[Collected data]
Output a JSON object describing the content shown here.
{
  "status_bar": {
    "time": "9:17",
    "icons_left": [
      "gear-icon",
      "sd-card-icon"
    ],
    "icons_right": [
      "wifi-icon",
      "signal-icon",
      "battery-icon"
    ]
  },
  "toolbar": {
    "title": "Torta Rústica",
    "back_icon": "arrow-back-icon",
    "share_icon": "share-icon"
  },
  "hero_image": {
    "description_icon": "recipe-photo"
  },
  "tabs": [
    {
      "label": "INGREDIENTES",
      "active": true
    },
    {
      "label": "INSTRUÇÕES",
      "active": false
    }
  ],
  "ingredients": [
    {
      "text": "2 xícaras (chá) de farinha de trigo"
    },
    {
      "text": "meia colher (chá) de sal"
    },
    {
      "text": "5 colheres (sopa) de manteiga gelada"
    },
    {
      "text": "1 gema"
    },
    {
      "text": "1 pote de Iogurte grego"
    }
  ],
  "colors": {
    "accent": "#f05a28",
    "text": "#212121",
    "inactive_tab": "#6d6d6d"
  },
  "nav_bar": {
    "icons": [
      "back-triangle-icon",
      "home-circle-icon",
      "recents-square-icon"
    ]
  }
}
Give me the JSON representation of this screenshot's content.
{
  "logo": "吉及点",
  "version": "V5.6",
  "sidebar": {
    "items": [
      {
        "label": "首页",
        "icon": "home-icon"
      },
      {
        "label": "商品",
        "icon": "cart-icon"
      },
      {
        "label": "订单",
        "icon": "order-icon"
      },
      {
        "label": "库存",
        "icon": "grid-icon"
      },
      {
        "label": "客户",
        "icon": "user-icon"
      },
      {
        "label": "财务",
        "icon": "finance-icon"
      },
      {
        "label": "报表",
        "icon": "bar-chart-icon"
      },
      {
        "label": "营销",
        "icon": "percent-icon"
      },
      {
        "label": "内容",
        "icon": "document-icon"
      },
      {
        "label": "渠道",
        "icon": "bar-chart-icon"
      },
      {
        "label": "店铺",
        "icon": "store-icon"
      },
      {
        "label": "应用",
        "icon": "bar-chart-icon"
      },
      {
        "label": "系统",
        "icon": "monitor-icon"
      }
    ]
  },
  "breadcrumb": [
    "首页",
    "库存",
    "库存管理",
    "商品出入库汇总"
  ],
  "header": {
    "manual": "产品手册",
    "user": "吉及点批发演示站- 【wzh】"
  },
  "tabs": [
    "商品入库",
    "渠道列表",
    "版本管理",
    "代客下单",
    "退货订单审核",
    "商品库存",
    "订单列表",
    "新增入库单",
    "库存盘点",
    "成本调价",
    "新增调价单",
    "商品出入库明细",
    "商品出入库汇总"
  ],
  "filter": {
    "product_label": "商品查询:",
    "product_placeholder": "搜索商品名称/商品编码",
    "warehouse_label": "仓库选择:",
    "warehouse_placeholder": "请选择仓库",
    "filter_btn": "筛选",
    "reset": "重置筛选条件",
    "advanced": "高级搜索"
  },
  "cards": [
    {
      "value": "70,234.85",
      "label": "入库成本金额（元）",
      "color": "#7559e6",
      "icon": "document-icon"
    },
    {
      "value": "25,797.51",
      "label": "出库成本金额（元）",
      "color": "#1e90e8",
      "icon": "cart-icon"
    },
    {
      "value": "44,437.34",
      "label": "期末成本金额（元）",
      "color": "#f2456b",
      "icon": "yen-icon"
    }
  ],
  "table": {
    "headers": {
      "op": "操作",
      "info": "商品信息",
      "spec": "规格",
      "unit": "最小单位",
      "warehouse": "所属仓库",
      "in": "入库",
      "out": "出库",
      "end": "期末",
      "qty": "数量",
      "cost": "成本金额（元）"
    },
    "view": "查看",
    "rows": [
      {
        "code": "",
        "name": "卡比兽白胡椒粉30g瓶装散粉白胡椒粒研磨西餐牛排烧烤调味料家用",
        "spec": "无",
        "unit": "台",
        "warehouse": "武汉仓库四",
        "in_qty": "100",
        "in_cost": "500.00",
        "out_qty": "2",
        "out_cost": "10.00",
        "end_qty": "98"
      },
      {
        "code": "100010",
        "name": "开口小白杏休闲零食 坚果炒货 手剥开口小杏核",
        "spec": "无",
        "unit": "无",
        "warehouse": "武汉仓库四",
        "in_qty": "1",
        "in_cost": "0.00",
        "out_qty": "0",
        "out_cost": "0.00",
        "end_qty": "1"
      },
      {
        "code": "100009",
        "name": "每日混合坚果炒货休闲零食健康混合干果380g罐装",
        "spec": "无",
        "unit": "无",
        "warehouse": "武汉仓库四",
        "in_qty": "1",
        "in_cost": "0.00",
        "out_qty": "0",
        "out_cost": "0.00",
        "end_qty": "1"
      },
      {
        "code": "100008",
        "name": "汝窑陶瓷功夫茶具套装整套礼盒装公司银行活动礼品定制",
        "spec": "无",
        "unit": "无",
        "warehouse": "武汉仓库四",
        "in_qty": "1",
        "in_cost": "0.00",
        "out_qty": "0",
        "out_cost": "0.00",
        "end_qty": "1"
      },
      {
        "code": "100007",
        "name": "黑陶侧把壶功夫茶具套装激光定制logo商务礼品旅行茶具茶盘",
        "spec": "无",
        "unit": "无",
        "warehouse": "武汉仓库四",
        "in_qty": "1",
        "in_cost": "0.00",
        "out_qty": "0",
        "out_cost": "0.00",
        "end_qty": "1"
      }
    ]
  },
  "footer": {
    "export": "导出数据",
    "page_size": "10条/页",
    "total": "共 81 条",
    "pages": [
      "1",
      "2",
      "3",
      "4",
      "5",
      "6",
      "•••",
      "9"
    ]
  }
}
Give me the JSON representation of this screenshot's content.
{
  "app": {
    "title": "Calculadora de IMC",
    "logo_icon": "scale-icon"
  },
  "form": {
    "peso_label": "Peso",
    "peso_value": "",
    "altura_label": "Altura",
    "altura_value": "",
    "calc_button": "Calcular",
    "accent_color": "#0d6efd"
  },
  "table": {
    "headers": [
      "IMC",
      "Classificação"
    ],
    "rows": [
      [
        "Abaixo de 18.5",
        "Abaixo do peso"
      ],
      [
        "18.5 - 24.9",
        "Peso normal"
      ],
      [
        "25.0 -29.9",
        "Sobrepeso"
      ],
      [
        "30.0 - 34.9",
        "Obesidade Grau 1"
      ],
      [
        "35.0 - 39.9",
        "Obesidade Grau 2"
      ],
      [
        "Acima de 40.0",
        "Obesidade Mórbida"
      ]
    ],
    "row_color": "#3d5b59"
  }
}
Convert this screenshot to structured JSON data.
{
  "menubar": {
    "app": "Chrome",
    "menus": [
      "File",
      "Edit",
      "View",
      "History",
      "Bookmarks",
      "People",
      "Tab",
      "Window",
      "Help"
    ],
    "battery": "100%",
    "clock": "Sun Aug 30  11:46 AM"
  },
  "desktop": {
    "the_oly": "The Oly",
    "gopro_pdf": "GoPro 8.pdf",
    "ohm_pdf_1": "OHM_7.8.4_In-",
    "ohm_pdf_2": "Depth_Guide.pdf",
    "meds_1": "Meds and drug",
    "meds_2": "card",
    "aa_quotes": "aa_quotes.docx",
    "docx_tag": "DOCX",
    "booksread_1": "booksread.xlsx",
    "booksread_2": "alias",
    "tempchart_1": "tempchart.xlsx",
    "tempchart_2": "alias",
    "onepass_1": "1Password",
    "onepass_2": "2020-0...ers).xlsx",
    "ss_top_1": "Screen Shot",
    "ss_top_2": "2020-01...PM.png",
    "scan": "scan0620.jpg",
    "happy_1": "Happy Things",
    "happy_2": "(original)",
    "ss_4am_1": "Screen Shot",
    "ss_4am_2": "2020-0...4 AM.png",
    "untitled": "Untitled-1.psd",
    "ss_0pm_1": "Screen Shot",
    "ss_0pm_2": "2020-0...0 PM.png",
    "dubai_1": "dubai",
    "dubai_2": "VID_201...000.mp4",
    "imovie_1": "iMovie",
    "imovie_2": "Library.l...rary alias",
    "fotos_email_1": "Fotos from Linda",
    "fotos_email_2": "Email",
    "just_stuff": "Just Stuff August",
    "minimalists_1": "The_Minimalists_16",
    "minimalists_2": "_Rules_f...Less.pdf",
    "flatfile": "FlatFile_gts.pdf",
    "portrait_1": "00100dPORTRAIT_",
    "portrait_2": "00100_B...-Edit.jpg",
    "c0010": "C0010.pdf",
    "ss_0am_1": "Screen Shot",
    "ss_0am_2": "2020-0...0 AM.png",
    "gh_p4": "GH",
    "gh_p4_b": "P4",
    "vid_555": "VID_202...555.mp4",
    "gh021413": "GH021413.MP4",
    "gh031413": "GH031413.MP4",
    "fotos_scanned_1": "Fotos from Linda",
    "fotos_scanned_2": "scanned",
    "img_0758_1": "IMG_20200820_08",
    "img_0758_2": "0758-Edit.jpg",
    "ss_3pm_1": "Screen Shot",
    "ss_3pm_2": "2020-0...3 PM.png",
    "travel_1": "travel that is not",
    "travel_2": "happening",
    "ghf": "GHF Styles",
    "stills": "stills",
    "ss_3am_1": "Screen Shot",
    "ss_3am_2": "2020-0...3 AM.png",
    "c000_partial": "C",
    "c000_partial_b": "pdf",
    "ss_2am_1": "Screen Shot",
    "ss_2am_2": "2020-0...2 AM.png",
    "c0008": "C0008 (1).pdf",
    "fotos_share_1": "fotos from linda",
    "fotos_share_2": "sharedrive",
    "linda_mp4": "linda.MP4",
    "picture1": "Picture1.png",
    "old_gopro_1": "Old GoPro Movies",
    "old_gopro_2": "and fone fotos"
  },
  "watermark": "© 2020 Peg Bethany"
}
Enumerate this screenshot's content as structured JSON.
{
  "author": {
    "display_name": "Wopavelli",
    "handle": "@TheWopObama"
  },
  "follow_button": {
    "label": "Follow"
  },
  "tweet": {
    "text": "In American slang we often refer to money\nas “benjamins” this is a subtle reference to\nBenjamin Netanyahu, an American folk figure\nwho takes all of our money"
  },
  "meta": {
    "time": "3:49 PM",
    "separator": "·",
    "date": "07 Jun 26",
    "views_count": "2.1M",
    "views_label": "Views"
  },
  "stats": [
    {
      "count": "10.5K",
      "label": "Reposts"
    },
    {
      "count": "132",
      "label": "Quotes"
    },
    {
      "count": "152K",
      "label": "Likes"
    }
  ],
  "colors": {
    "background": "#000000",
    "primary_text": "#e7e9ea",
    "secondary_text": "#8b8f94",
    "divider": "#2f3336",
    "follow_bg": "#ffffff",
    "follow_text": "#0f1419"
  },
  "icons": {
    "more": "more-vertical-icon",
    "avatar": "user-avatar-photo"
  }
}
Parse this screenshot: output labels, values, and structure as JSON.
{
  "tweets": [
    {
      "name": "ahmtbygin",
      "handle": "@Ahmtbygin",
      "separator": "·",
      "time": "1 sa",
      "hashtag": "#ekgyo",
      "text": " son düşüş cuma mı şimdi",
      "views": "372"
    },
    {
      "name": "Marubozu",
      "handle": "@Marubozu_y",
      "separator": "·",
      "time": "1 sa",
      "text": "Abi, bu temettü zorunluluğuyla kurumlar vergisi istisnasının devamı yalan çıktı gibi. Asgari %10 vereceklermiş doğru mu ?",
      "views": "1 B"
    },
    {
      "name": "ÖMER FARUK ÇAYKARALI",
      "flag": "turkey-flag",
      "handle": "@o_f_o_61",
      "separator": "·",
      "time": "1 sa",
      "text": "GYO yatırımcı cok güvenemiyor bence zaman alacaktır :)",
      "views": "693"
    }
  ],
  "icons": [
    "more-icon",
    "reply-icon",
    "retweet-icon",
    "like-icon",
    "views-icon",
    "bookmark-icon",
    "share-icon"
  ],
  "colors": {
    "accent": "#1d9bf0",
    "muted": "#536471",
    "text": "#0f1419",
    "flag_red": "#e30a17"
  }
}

▶ **Problem description**
Count how many lines in the data above hold the string "from", and give the number with no other words.

▶ **Exercise result**
3